*Task description*
Each line of the material below should be reproduced exactly.
-- Start Extracted entries --
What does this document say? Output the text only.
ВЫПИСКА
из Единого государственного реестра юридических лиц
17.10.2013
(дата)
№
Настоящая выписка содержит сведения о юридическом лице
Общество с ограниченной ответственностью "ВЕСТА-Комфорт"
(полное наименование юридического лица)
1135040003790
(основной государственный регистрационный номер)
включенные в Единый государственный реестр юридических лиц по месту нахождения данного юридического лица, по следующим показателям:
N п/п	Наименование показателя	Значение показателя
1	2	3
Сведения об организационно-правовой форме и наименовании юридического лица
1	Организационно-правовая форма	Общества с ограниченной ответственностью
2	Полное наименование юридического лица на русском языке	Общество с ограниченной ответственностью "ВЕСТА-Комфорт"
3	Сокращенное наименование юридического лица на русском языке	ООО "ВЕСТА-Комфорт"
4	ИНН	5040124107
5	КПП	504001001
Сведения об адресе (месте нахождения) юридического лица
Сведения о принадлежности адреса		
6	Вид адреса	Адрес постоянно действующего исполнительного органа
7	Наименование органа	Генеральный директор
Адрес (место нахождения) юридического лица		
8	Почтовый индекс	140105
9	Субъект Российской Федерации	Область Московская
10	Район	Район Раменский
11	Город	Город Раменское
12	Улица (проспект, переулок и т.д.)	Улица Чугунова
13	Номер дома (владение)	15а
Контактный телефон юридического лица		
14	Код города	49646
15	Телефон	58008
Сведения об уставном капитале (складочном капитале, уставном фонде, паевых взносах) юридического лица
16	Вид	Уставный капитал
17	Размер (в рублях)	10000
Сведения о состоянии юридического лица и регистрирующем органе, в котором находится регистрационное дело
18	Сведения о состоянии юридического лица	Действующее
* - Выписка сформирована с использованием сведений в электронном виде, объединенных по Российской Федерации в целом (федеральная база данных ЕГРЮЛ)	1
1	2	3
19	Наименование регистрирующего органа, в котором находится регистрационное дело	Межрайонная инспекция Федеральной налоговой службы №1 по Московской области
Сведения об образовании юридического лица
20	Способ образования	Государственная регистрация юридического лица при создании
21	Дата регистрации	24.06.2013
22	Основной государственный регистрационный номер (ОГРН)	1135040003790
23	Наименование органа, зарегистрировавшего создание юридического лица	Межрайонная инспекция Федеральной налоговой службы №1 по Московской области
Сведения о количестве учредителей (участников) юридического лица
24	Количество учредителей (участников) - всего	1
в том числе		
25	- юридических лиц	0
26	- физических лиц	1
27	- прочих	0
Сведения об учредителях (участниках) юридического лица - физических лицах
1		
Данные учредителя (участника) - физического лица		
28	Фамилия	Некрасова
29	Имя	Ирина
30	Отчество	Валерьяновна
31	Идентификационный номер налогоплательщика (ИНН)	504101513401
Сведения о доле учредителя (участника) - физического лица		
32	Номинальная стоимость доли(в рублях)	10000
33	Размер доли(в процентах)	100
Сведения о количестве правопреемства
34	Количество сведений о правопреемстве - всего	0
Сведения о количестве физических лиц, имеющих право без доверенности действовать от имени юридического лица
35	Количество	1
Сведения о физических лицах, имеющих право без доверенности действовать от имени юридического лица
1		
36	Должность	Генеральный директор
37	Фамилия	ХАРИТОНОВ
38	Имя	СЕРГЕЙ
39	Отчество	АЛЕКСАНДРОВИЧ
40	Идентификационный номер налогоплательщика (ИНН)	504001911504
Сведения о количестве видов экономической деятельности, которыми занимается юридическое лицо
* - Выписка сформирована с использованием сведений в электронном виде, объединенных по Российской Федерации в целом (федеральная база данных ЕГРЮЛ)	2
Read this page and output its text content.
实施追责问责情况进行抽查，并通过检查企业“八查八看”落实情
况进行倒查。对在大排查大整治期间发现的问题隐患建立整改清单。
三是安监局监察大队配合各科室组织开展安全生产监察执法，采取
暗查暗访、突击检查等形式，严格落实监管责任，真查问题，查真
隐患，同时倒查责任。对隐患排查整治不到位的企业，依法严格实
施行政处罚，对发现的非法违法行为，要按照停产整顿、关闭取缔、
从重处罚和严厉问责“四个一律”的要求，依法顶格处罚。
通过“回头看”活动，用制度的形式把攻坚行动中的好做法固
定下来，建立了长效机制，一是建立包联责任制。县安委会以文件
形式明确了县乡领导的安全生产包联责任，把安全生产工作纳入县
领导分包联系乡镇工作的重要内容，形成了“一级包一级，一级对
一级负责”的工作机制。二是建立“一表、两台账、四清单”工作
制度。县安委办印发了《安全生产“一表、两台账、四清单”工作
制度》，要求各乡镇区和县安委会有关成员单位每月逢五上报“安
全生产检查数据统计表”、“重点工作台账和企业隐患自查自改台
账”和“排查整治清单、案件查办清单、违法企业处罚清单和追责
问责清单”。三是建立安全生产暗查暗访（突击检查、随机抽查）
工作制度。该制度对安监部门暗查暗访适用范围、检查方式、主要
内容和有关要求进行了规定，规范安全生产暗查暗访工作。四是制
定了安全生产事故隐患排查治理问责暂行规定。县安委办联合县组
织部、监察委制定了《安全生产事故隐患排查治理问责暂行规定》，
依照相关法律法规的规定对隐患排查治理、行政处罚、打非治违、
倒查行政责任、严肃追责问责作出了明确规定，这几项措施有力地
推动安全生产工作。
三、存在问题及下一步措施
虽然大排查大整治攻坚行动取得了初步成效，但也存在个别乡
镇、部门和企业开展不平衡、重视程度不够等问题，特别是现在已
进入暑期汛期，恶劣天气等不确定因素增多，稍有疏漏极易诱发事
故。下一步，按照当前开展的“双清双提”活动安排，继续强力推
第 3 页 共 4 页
-- End Extracted entries --
*Answer below*
What does this document say? Output the text only.
ВЫПИСКА
из Единого государственного реестра юридических лиц
17.10.2013
(дата)
№
Настоящая выписка содержит сведения о юридическом лице
Общество с ограниченной ответственностью "ВЕСТА-Комфорт"
(полное наименование юридического лица)
1135040003790
(основной государственный регистрационный номер)
включенные в Единый государственный реестр юридических лиц по месту нахождения данного юридического лица, по следующим показателям:
N п/п	Наименование показателя	Значение показателя
1	2	3
Сведения об организационно-правовой форме и наименовании юридического лица
1	Организационно-правовая форма	Общества с ограниченной ответственностью
2	Полное наименование юридического лица на русском языке	Общество с ограниченной ответственностью "ВЕСТА-Комфорт"
3	Сокращенное наименование юридического лица на русском языке	ООО "ВЕСТА-Комфорт"
4	ИНН	5040124107
5	КПП	504001001
Сведения об адресе (месте нахождения) юридического лица
Сведения о принадлежности адреса		
6	Вид адреса	Адрес постоянно действующего исполнительного органа
7	Наименование органа	Генеральный директор
Адрес (место нахождения) юридического лица		
8	Почтовый индекс	140105
9	Субъект Российской Федерации	Область Московская
10	Район	Район Раменский
11	Город	Город Раменское
12	Улица (проспект, переулок и т.д.)	Улица Чугунова
13	Номер дома (владение)	15а
Контактный телефон юридического лица		
14	Код города	49646
15	Телефон	58008
Сведения об уставном капитале (складочном капитале, уставном фонде, паевых взносах) юридического лица
16	Вид	Уставный капитал
17	Размер (в рублях)	10000
Сведения о состоянии юридического лица и регистрирующем органе, в котором находится регистрационное дело
18	Сведения о состоянии юридического лица	Действующее
* - Выписка сформирована с использованием сведений в электронном виде, объединенных по Российской Федерации в целом (федеральная база данных ЕГРЮЛ)	1
1	2	3
19	Наименование регистрирующего органа, в котором находится регистрационное дело	Межрайонная инспекция Федеральной налоговой службы №1 по Московской области
Сведения об образовании юридического лица
20	Способ образования	Государственная регистрация юридического лица при создании
21	Дата регистрации	24.06.2013
22	Основной государственный регистрационный номер (ОГРН)	1135040003790
23	Наименование органа, зарегистрировавшего создание юридического лица	Межрайонная инспекция Федеральной налоговой службы №1 по Московской области
Сведения о количестве учредителей (участников) юридического лица
24	Количество учредителей (участников) - всего	1
в том числе		
25	- юридических лиц	0
26	- физических лиц	1
27	- прочих	0
Сведения об учредителях (участниках) юридического лица - физических лицах
1		
Данные учредителя (участника) - физического лица		
28	Фамилия	Некрасова
29	Имя	Ирина
30	Отчество	Валерьяновна
31	Идентификационный номер налогоплательщика (ИНН)	504101513401
Сведения о доле учредителя (участника) - физического лица		
32	Номинальная стоимость доли(в рублях)	10000
33	Размер доли(в процентах)	100
Сведения о количестве правопреемства
34	Количество сведений о правопреемстве - всего	0
Сведения о количестве физических лиц, имеющих право без доверенности действовать от имени юридического лица
35	Количество	1
Сведения о физических лицах, имеющих право без доверенности действовать от имени юридического лица
1		
36	Должность	Генеральный директор
37	Фамилия	ХАРИТОНОВ
38	Имя	СЕРГЕЙ
39	Отчество	АЛЕКСАНДРОВИЧ
40	Идентификационный номер налогоплательщика (ИНН)	504001911504
Сведения о количестве видов экономической деятельности, которыми занимается юридическое лицо
* - Выписка сформирована с использованием сведений в электронном виде, объединенных по Российской Федерации в целом (федеральная база данных ЕГРЮЛ)	2
Read this page and output its text content.
实施追责问责情况进行抽查，并通过检查企业“八查八看”落实情
况进行倒查。对在大排查大整治期间发现的问题隐患建立整改清单。
三是安监局监察大队配合各科室组织开展安全生产监察执法，采取
暗查暗访、突击检查等形式，严格落实监管责任，真查问题，查真
隐患，同时倒查责任。对隐患排查整治不到位的企业，依法严格实
施行政处罚，对发现的非法违法行为，要按照停产整顿、关闭取缔、
从重处罚和严厉问责“四个一律”的要求，依法顶格处罚。
通过“回头看”活动，用制度的形式把攻坚行动中的好做法固
定下来，建立了长效机制，一是建立包联责任制。县安委会以文件
形式明确了县乡领导的安全生产包联责任，把安全生产工作纳入县
领导分包联系乡镇工作的重要内容，形成了“一级包一级，一级对
一级负责”的工作机制。二是建立“一表、两台账、四清单”工作
制度。县安委办印发了《安全生产“一表、两台账、四清单”工作
制度》，要求各乡镇区和县安委会有关成员单位每月逢五上报“安
全生产检查数据统计表”、“重点工作台账和企业隐患自查自改台
账”和“排查整治清单、案件查办清单、违法企业处罚清单和追责
问责清单”。三是建立安全生产暗查暗访（突击检查、随机抽查）
工作制度。该制度对安监部门暗查暗访适用范围、检查方式、主要
内容和有关要求进行了规定，规范安全生产暗查暗访工作。四是制
定了安全生产事故隐患排查治理问责暂行规定。县安委办联合县组
织部、监察委制定了《安全生产事故隐患排查治理问责暂行规定》，
依照相关法律法规的规定对隐患排查治理、行政处罚、打非治违、
倒查行政责任、严肃追责问责作出了明确规定，这几项措施有力地
推动安全生产工作。
三、存在问题及下一步措施
虽然大排查大整治攻坚行动取得了初步成效，但也存在个别乡
镇、部门和企业开展不平衡、重视程度不够等问题，特别是现在已
进入暑期汛期，恶劣天气等不确定因素增多，稍有疏漏极易诱发事
故。下一步，按照当前开展的“双清双提”活动安排，继续强力推
第 3 页 共 4 页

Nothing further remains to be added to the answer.